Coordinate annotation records

========================

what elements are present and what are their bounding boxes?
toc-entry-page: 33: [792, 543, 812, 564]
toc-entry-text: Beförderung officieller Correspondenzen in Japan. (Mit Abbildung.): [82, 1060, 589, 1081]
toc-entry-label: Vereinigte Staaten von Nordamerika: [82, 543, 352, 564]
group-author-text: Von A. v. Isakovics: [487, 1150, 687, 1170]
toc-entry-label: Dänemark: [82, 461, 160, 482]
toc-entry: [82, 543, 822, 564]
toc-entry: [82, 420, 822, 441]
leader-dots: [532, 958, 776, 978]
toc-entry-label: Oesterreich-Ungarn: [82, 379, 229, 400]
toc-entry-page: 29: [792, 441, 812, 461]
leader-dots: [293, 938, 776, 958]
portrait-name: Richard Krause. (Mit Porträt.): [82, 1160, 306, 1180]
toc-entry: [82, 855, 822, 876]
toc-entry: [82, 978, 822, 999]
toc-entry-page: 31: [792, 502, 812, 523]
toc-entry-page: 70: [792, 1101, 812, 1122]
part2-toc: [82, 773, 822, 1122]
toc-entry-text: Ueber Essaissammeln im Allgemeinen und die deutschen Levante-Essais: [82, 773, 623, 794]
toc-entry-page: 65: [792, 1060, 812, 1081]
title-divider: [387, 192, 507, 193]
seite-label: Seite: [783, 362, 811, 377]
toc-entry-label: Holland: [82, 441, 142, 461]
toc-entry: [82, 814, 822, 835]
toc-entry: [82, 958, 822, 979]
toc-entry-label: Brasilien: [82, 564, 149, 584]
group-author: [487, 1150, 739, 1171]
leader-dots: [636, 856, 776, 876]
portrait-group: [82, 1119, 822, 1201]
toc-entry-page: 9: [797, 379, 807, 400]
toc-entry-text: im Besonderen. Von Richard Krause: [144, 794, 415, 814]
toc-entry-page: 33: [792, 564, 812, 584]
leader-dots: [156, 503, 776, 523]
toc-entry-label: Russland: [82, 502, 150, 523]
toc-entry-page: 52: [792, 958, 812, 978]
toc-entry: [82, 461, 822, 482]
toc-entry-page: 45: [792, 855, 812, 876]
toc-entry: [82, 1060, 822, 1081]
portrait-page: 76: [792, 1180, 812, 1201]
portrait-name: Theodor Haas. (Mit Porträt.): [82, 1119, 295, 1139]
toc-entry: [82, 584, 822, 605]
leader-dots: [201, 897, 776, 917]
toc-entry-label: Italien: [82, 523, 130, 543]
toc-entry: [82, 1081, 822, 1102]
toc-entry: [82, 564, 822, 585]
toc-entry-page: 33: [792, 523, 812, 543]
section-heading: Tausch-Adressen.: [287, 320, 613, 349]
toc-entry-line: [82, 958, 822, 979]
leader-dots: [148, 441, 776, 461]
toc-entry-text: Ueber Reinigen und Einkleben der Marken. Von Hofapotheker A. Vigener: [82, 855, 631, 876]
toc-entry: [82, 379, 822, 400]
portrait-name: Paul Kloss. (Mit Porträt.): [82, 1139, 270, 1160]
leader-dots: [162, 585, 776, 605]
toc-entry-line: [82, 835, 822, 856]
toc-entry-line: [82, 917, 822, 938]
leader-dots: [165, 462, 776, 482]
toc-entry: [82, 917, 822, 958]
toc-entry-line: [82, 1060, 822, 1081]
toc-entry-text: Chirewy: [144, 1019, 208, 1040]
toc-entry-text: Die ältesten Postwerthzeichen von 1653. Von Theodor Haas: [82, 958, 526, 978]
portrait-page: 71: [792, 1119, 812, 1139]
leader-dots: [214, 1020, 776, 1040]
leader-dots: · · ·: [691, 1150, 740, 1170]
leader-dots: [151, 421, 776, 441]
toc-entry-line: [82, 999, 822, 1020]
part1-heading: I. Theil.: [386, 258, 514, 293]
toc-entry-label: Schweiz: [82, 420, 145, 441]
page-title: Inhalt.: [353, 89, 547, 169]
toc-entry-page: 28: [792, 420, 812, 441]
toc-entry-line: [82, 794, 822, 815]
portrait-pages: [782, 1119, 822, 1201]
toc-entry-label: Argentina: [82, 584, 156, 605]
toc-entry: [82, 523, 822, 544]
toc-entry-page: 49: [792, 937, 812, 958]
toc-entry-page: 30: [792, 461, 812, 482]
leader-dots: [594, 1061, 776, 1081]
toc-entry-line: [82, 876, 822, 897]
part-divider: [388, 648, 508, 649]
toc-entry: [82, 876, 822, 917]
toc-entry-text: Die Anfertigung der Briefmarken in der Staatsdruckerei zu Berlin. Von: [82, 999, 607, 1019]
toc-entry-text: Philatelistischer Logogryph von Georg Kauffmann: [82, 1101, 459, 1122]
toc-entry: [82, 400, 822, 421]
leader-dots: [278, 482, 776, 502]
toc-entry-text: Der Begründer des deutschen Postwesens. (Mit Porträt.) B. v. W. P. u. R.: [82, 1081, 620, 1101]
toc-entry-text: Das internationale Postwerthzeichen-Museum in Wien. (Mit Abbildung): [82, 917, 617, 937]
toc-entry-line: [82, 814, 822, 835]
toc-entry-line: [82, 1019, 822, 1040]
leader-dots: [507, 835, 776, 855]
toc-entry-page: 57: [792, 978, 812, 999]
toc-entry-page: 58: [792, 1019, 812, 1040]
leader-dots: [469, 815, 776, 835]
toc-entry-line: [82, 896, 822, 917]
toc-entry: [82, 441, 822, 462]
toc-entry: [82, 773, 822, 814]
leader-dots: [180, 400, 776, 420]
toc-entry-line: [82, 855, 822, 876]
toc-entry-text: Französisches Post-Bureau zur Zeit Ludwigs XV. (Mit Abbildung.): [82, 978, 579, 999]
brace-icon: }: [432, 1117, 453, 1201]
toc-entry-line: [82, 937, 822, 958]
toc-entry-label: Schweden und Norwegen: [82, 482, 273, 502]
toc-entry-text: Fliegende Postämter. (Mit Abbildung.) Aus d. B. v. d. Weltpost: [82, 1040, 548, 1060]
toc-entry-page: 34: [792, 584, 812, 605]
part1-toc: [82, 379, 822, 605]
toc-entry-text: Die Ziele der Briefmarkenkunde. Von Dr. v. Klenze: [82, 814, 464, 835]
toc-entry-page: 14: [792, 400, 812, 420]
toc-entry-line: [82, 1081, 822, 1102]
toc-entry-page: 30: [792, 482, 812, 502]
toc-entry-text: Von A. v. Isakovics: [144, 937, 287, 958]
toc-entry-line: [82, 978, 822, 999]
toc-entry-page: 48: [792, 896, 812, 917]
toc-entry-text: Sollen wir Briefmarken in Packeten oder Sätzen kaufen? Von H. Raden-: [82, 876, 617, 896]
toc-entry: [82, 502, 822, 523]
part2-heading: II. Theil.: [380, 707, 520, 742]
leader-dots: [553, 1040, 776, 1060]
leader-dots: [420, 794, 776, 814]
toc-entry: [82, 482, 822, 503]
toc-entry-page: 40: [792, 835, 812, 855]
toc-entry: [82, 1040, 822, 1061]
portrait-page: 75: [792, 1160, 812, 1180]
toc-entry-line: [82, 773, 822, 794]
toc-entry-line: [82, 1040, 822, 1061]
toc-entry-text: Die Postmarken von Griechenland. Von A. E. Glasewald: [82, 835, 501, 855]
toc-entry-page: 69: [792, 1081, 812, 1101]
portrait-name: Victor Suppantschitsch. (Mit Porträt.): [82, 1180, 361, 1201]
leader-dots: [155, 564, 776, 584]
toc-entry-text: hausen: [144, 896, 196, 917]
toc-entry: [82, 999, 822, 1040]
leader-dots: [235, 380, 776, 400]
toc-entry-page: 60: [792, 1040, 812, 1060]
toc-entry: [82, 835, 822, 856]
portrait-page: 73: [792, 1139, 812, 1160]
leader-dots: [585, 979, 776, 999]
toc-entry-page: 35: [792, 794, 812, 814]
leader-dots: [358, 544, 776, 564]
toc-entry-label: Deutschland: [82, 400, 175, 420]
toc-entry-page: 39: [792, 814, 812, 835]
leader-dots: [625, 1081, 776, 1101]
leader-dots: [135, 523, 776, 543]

========================

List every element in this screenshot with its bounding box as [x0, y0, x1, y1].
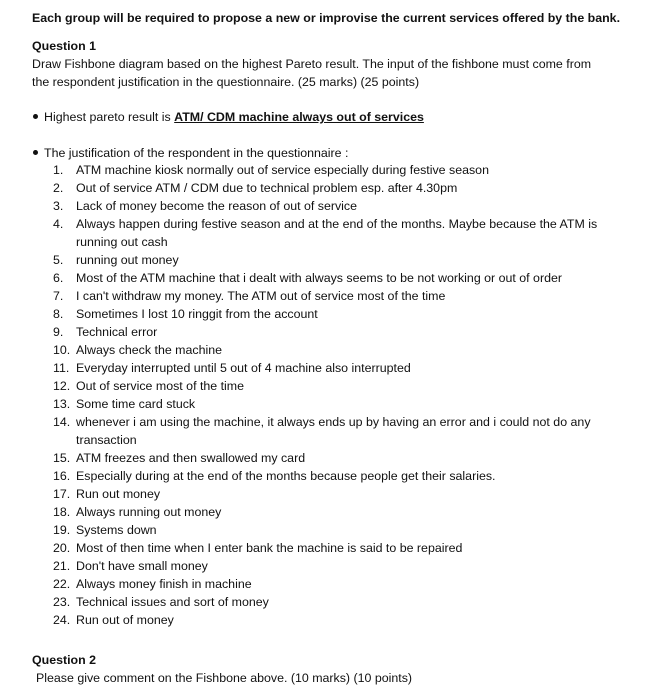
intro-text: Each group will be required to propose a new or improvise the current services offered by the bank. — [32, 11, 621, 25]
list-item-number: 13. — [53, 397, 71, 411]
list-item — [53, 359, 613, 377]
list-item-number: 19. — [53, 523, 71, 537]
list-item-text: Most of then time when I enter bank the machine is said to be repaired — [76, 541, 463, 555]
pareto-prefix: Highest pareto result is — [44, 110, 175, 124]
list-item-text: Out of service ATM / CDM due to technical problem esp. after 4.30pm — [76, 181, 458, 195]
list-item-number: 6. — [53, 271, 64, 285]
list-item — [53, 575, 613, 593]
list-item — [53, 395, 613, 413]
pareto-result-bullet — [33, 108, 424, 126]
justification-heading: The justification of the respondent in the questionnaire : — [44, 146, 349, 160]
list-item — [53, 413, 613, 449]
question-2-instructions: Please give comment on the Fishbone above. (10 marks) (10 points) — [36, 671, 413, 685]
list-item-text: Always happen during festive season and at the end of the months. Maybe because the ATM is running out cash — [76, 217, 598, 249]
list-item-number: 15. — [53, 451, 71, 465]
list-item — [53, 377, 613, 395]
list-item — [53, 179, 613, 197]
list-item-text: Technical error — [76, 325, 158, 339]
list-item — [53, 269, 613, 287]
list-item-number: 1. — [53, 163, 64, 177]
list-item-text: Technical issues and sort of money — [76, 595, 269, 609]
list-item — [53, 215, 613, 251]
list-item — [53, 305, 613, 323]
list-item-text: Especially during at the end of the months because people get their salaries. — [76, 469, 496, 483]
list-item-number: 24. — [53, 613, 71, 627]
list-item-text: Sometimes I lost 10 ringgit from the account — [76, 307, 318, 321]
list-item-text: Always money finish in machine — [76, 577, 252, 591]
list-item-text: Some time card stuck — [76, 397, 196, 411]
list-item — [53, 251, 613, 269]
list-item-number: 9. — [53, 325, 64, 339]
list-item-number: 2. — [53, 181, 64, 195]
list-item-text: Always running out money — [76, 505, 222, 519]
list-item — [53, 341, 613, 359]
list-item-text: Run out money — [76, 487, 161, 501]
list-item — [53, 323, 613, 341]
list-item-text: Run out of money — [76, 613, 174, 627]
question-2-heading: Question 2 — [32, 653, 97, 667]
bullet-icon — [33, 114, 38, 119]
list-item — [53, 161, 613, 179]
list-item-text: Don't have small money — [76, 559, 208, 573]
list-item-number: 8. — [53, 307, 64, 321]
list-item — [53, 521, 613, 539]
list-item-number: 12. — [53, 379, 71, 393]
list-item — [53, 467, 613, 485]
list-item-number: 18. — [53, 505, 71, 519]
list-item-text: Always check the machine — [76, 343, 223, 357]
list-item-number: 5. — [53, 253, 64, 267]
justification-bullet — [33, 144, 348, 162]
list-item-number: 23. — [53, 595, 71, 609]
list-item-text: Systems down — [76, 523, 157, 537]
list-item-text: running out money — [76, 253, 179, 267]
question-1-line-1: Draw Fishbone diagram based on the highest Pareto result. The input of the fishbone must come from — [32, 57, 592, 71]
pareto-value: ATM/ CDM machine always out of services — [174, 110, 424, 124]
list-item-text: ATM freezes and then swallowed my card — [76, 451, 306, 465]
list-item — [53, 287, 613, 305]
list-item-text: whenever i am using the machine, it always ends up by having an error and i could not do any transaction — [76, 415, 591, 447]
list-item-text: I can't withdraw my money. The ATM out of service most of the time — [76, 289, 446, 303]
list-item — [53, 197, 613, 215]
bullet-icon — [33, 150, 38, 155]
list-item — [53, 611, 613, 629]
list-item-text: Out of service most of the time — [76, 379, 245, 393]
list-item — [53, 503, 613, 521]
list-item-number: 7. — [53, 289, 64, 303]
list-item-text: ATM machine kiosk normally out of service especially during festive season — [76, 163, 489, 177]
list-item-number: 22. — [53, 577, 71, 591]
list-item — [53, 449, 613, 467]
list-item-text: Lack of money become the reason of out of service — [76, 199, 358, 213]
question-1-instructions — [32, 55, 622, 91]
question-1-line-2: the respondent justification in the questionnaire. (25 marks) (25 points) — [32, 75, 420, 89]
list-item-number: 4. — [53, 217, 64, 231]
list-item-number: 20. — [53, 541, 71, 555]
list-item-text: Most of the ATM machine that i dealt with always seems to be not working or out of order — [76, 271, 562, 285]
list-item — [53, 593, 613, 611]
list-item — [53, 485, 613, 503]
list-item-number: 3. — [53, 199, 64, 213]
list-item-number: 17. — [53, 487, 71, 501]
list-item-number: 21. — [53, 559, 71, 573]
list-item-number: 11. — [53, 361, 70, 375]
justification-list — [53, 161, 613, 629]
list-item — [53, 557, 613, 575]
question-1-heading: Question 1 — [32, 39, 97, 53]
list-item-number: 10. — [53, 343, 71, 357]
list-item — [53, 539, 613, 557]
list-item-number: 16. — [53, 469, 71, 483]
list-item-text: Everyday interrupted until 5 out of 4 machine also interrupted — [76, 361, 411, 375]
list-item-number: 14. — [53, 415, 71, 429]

========================

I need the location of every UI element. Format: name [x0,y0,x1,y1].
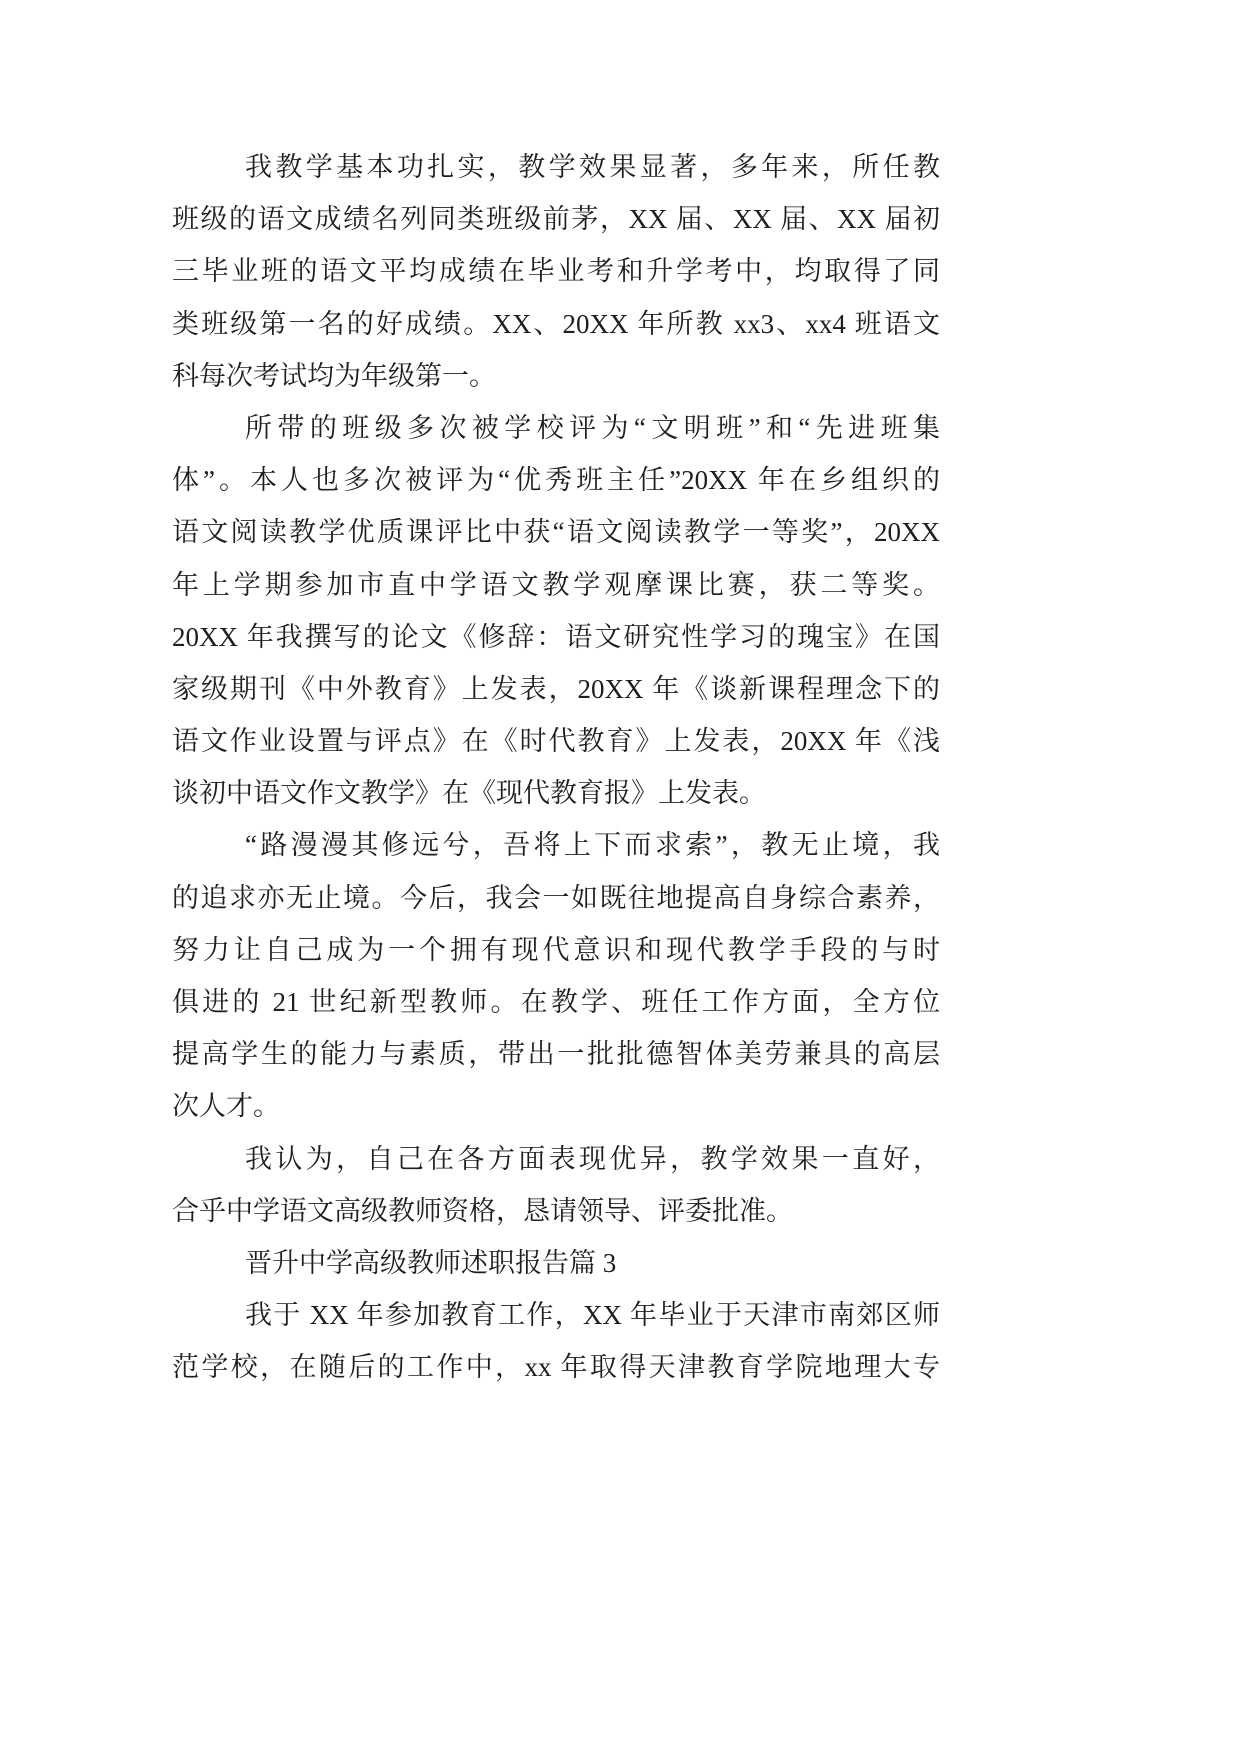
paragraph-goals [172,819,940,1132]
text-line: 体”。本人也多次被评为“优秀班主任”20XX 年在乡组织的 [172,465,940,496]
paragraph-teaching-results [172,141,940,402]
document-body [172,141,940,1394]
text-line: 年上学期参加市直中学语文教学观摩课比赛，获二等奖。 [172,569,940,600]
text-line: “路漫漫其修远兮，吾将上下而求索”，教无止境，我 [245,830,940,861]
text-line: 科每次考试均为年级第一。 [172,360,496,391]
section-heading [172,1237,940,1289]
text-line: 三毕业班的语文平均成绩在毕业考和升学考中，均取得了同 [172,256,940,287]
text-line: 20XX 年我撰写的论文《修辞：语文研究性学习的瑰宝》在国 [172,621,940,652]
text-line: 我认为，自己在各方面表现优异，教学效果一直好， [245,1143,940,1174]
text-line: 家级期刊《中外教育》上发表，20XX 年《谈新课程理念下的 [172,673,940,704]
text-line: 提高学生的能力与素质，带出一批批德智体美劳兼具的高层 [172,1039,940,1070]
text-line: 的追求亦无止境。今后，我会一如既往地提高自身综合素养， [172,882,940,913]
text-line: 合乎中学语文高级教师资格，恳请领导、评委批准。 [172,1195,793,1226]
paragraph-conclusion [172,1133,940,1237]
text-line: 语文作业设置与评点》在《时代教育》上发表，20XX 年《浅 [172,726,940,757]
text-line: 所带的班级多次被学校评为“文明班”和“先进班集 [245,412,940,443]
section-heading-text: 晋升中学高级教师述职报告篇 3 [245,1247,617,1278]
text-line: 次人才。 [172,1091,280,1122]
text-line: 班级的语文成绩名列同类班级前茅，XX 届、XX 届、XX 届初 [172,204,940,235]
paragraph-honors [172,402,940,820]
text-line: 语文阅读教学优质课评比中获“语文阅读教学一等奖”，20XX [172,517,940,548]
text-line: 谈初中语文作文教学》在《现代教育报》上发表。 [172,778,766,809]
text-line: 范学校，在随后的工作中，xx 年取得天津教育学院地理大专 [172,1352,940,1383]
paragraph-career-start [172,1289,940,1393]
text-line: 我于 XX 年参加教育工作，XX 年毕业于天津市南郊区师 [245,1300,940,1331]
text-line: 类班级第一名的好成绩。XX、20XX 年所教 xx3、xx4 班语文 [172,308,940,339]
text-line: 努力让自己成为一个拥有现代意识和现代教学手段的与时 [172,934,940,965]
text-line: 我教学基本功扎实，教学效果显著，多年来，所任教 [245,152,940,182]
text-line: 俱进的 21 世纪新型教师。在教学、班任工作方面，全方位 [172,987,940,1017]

========================

• _WRITTEN PROBLEM_: Write out the lines of the records word for word, beginning at the line that has "paragraph-goals [172,819,940,1132]" and stopping after the line that has "text-line: 家级期刊《中外教育》上发表，20XX 年《谈新课程理念下的".

• _OUTPUT FOR THIS EXERCISE_:
paragraph-goals [172,819,940,1132]
text-line: 体”。本人也多次被评为“优秀班主任”20XX 年在乡组织的 [172,465,940,496]
paragraph-teaching-results [172,141,940,402]
document-body [172,141,940,1394]
text-line: 年上学期参加市直中学语文教学观摩课比赛，获二等奖。 [172,569,940,600]
text-line: “路漫漫其修远兮，吾将上下而求索”，教无止境，我 [245,830,940,861]
text-line: 科每次考试均为年级第一。 [172,360,496,391]
section-heading [172,1237,940,1289]
text-line: 三毕业班的语文平均成绩在毕业考和升学考中，均取得了同 [172,256,940,287]
text-line: 20XX 年我撰写的论文《修辞：语文研究性学习的瑰宝》在国 [172,621,940,652]
text-line: 我认为，自己在各方面表现优异，教学效果一直好， [245,1143,940,1174]
text-line: 家级期刊《中外教育》上发表，20XX 年《谈新课程理念下的 [172,673,940,704]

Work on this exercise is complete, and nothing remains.